■ Goal of the exercise: Check each line for the string "Choose" and give only the count of lines that have it.

--- Data supplied ---

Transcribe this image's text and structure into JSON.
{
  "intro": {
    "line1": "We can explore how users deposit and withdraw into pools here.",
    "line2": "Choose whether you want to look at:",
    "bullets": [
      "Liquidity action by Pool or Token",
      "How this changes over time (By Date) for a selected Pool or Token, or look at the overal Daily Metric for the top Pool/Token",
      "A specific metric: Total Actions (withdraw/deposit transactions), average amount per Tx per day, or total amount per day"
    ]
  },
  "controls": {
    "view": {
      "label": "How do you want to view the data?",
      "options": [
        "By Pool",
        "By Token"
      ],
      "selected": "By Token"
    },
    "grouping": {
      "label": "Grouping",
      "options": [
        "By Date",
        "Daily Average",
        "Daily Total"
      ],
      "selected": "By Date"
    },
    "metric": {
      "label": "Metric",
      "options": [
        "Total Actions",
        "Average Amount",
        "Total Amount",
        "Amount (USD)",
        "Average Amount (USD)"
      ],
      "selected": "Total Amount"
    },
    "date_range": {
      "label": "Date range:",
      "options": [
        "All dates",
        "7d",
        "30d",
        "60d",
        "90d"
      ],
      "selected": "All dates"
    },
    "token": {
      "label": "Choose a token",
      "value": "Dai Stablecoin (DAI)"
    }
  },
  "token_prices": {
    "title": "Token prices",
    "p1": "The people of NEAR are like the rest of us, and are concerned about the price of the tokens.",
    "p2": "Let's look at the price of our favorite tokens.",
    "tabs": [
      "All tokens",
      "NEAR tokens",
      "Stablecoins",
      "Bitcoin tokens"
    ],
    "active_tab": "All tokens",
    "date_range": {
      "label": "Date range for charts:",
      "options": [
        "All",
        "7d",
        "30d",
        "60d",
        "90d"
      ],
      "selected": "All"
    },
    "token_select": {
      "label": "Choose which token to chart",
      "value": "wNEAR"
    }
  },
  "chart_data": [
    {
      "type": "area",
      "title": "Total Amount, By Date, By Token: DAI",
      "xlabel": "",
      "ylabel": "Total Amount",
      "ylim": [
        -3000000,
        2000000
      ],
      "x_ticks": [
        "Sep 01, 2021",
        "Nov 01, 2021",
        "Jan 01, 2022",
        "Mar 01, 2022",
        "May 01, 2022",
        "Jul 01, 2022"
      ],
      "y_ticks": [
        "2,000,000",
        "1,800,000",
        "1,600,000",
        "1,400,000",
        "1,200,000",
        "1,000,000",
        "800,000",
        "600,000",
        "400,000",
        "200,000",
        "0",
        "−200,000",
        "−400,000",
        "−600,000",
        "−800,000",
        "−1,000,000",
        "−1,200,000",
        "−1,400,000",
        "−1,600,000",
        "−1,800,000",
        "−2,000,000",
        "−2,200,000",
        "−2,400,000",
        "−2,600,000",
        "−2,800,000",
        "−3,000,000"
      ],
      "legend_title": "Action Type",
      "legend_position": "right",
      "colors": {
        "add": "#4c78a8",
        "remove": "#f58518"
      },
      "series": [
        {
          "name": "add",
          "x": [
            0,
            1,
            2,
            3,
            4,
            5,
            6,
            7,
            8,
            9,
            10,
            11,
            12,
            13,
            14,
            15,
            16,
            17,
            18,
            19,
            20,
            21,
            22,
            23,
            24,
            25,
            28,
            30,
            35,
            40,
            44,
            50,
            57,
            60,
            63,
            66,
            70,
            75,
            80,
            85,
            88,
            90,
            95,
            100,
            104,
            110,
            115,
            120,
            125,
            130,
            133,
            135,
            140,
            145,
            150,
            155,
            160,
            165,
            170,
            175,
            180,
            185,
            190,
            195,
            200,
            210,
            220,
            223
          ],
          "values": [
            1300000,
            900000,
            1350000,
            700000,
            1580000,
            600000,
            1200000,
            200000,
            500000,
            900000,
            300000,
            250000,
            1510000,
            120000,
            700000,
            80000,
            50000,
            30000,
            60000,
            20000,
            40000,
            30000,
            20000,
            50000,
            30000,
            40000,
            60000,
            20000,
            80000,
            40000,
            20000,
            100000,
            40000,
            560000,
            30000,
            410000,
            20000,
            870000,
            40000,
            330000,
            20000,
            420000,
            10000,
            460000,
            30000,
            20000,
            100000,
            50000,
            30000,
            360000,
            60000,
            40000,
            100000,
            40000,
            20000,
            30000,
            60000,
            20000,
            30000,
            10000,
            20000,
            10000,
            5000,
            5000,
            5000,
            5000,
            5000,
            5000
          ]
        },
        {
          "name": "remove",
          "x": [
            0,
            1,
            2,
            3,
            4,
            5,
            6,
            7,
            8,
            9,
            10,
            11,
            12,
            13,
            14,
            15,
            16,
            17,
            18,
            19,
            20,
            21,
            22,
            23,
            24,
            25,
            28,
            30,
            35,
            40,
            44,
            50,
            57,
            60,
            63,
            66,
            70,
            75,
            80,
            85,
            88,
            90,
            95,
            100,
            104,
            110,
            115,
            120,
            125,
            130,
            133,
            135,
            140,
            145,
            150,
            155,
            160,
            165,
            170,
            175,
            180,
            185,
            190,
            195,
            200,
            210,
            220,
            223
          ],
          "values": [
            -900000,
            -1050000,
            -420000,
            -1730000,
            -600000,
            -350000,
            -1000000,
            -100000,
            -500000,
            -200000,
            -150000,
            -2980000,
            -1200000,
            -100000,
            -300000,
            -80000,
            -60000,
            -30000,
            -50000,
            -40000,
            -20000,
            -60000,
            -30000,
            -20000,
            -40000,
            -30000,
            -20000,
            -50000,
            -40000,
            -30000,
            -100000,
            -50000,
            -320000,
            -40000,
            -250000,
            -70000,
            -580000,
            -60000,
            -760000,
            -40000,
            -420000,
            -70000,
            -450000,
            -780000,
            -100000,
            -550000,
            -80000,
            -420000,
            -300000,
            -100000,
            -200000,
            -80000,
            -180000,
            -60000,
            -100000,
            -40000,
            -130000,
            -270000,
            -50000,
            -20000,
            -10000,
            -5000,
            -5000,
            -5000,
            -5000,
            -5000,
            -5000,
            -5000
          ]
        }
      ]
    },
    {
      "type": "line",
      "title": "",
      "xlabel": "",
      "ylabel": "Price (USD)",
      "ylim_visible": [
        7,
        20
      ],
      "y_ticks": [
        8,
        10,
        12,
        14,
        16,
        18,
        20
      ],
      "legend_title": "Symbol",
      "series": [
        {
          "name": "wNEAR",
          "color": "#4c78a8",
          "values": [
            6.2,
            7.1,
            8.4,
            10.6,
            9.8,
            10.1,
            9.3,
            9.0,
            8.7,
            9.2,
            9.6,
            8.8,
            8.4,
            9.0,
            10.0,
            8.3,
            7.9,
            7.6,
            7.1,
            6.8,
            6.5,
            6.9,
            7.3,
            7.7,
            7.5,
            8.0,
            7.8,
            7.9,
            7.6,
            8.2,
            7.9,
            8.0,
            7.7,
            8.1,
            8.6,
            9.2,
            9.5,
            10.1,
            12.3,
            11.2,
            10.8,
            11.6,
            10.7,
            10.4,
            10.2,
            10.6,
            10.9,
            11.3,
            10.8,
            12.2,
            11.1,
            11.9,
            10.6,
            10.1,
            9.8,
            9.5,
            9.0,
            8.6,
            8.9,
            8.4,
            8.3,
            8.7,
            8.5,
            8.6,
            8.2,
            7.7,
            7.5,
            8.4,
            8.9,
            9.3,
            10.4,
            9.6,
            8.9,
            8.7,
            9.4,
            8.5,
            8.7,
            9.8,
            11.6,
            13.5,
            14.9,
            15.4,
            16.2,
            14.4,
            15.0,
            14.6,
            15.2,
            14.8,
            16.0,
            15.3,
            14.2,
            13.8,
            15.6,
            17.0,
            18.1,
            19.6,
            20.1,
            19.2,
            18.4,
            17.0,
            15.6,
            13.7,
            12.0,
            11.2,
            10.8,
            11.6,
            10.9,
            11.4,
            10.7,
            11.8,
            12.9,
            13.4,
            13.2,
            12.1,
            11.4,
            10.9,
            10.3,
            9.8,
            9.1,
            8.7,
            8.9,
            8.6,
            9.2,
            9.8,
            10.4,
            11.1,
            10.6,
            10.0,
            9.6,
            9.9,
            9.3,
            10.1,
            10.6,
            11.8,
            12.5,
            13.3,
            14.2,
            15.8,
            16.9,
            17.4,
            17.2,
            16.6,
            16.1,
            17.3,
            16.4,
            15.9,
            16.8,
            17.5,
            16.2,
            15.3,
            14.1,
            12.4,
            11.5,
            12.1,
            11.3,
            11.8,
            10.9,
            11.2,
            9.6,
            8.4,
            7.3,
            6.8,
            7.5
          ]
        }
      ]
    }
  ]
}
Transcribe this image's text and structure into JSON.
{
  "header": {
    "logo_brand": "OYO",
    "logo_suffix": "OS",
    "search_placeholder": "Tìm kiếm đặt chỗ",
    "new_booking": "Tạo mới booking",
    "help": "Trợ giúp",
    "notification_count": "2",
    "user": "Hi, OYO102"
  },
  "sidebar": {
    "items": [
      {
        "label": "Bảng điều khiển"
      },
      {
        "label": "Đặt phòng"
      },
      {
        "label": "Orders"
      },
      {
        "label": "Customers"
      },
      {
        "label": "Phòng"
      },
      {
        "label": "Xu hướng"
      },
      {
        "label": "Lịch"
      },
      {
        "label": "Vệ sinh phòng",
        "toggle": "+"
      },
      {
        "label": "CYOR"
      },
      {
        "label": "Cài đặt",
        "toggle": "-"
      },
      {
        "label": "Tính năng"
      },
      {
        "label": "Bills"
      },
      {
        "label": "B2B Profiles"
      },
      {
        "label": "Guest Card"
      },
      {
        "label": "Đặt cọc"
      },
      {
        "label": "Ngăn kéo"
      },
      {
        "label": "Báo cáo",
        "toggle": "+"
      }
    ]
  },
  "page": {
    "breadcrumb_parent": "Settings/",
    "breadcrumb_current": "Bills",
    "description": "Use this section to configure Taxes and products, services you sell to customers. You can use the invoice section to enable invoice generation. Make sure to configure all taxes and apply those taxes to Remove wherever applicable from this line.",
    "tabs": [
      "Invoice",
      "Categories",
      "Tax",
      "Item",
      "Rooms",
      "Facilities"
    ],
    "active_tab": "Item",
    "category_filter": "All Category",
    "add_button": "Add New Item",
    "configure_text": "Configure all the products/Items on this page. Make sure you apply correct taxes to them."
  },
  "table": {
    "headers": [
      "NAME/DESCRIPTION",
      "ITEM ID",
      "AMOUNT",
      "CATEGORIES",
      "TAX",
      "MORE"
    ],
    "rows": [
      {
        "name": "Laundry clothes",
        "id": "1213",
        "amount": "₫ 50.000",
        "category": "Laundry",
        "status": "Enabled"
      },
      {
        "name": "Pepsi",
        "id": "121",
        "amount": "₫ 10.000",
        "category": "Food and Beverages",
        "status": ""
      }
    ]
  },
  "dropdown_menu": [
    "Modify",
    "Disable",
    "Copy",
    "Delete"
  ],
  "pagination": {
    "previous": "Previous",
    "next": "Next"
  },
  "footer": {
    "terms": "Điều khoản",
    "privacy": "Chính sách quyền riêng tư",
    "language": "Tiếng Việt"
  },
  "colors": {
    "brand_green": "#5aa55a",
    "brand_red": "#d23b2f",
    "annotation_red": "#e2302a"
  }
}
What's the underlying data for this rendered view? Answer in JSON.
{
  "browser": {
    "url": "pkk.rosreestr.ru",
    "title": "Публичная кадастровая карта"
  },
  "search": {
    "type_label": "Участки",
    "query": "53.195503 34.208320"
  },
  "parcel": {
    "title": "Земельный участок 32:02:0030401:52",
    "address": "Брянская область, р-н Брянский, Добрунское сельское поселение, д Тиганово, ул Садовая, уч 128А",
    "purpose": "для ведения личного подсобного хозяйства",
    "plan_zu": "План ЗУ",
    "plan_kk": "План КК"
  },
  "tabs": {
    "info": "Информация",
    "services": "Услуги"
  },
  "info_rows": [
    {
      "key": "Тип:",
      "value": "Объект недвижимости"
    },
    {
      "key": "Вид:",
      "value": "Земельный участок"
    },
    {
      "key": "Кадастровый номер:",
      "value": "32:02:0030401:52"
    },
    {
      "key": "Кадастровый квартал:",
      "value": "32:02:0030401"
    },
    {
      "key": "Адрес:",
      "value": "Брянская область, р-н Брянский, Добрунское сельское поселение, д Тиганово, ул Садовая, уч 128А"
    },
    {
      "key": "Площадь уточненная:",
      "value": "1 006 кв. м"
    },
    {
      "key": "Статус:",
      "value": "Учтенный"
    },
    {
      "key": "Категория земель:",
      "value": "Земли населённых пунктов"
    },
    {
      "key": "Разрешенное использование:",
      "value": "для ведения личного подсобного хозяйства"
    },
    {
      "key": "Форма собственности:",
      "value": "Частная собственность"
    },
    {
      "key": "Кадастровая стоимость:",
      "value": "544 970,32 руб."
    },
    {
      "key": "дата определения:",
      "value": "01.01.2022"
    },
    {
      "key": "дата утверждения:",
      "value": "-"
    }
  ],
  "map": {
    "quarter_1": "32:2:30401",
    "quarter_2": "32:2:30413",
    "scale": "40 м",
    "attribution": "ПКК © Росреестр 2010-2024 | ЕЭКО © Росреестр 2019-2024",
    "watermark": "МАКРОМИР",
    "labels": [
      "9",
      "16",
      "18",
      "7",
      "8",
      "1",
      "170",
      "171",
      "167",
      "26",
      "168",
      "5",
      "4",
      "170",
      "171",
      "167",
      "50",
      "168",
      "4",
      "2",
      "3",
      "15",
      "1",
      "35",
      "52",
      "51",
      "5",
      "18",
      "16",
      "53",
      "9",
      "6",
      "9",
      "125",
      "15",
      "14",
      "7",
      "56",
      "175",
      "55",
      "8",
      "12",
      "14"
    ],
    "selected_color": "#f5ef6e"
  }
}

---

■ Exercise result: 3